SHORT TASK:
Copy word for word the line containing "Enumerate this screenshot's" together with all lines following it to the end of the listing below, without the pictures.

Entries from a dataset

■ ■ ■

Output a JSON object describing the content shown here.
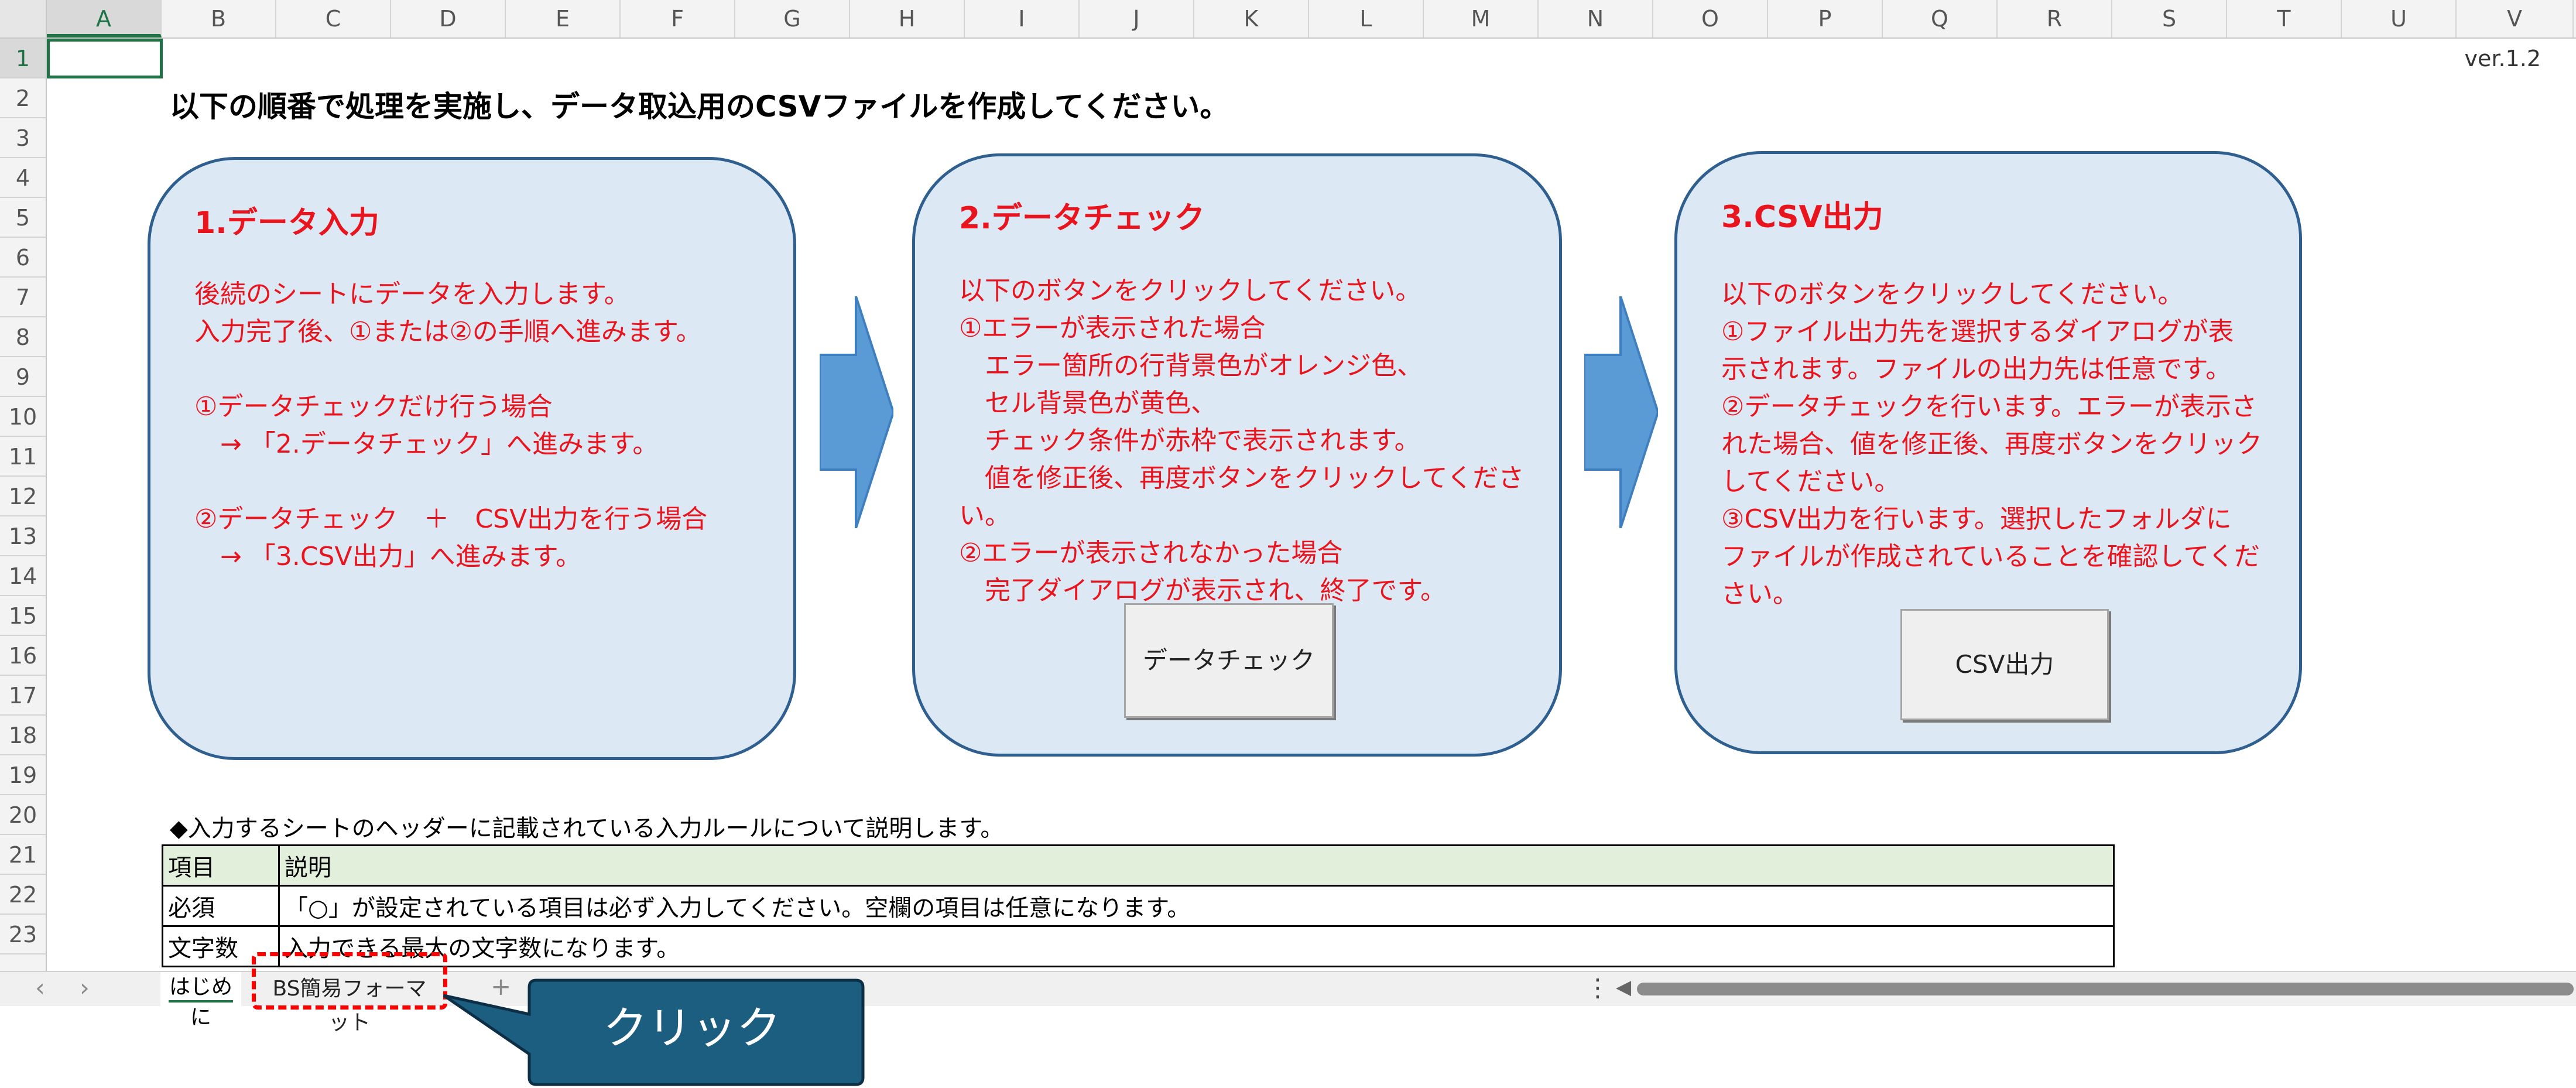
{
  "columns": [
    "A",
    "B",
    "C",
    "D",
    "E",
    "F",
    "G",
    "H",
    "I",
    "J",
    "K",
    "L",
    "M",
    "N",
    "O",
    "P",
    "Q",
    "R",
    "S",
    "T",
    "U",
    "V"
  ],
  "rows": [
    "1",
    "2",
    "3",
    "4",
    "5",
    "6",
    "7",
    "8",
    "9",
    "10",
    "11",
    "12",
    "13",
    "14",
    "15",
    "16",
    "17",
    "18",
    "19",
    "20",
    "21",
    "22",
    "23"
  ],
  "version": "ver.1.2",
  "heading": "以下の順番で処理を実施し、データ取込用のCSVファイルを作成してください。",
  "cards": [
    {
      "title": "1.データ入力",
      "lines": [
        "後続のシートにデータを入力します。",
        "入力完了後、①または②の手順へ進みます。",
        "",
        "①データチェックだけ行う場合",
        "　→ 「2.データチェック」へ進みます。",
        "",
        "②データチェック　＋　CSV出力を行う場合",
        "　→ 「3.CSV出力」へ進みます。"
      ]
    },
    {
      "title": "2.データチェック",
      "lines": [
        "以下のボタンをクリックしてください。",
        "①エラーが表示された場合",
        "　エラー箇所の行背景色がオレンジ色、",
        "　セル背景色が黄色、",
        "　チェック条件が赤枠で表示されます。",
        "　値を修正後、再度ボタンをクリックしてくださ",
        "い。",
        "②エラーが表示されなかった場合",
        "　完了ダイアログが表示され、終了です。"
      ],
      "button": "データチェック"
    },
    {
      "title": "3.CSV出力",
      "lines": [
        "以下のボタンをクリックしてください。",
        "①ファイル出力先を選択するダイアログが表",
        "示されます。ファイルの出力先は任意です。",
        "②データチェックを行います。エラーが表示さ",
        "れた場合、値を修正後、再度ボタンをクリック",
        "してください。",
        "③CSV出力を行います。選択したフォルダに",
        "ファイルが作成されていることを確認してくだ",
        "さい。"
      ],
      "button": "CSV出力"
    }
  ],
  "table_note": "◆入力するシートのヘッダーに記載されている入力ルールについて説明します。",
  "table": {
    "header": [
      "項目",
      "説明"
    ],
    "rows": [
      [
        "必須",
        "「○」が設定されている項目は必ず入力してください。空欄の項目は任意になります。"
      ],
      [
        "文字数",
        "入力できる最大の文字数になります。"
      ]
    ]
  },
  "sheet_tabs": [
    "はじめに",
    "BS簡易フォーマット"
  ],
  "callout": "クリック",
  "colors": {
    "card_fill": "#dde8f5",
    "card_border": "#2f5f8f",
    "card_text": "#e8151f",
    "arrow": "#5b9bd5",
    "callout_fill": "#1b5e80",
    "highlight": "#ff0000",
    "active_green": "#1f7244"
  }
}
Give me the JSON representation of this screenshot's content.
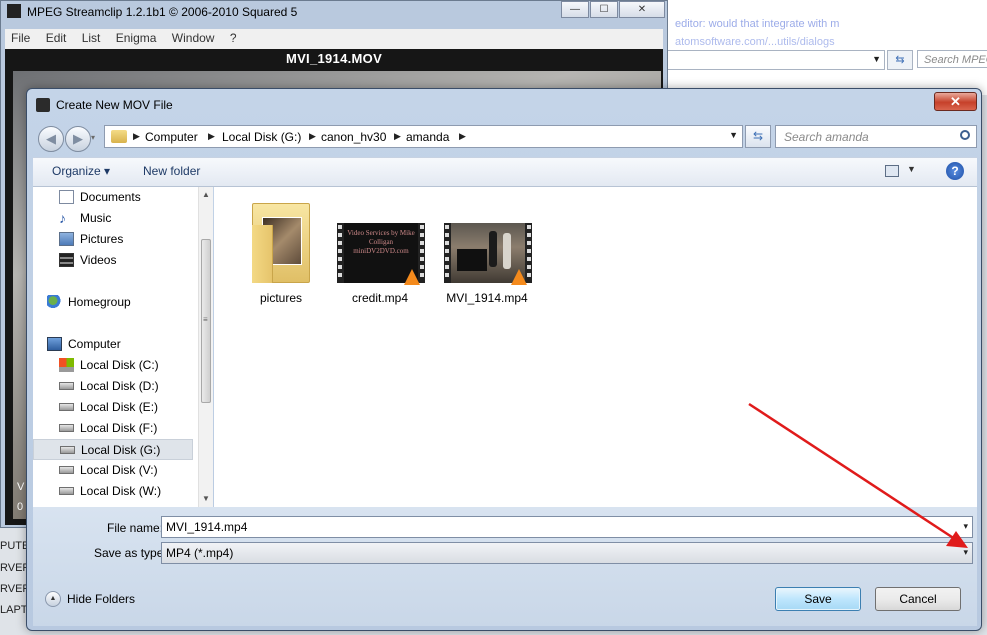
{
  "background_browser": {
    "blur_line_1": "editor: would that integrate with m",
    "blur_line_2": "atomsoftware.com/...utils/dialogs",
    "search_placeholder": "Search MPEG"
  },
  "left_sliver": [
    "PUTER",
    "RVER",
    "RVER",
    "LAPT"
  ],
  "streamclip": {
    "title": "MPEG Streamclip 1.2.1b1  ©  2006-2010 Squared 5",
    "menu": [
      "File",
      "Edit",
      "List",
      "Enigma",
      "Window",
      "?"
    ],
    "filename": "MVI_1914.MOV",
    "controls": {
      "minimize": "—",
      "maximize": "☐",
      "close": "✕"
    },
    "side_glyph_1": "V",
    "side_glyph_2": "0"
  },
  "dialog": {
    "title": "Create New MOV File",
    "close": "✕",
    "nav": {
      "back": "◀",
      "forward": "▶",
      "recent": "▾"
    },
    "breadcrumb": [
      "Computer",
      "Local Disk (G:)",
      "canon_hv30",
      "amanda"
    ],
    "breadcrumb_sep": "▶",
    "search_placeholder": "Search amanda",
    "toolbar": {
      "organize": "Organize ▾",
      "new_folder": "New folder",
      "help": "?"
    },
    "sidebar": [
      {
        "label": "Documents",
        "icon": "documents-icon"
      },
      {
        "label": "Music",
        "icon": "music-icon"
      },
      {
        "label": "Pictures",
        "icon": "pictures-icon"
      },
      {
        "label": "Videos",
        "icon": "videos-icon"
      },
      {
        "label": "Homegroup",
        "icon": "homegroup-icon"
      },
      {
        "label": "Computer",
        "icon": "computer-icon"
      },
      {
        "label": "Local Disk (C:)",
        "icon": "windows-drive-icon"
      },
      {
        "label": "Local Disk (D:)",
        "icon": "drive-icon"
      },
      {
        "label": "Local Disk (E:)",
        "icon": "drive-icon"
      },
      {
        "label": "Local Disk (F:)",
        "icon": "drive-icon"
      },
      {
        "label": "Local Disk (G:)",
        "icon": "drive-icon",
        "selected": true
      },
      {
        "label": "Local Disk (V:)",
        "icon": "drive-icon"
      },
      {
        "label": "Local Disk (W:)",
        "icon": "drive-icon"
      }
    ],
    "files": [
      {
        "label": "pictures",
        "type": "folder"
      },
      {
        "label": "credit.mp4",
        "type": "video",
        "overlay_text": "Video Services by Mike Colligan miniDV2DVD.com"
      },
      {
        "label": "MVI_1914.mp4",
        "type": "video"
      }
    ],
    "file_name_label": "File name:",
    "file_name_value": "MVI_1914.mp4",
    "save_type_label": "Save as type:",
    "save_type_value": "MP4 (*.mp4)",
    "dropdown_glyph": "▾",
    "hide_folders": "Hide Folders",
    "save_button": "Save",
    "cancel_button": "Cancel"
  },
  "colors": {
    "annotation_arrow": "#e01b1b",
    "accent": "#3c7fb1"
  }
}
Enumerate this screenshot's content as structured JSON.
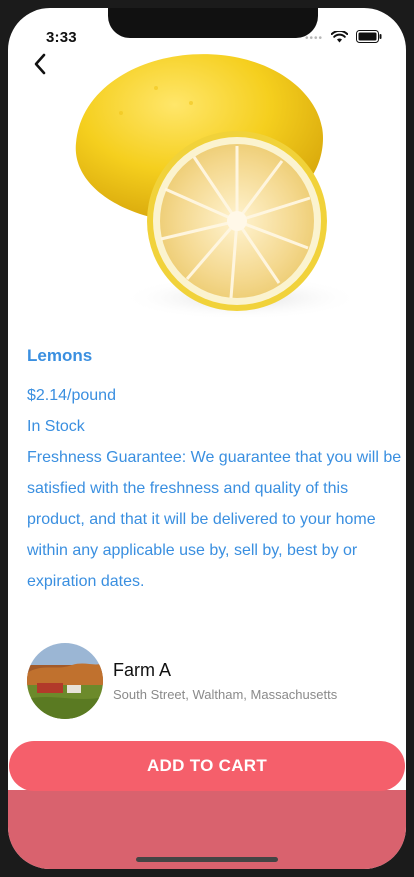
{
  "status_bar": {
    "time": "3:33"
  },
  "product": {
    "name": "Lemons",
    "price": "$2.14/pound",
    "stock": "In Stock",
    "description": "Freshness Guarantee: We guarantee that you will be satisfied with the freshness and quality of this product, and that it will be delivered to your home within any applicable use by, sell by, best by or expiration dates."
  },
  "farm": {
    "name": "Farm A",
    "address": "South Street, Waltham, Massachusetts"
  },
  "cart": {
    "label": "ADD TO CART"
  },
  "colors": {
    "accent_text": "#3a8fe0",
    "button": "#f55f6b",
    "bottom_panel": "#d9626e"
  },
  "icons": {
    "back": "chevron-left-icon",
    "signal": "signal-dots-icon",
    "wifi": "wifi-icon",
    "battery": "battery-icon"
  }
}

■ ■ ■

COMPLETED EXERCISE:
Enumerate this screenshot's content as structured JSON.
{
  "status_bar": {
    "time": "3:33"
  },
  "product": {
    "name": "Lemons",
    "price": "$2.14/pound",
    "stock": "In Stock",
    "description": "Freshness Guarantee: We guarantee that you will be satisfied with the freshness and quality of this product, and that it will be delivered to your home within any applicable use by, sell by, best by or expiration dates."
  },
  "farm": {
    "name": "Farm A",
    "address": "South Street, Waltham, Massachusetts"
  },
  "cart": {
    "label": "ADD TO CART"
  },
  "colors": {
    "accent_text": "#3a8fe0",
    "button": "#f55f6b",
    "bottom_panel": "#d9626e"
  },
  "icons": {
    "back": "chevron-left-icon",
    "signal": "signal-dots-icon",
    "wifi": "wifi-icon",
    "battery": "battery-icon"
  }
}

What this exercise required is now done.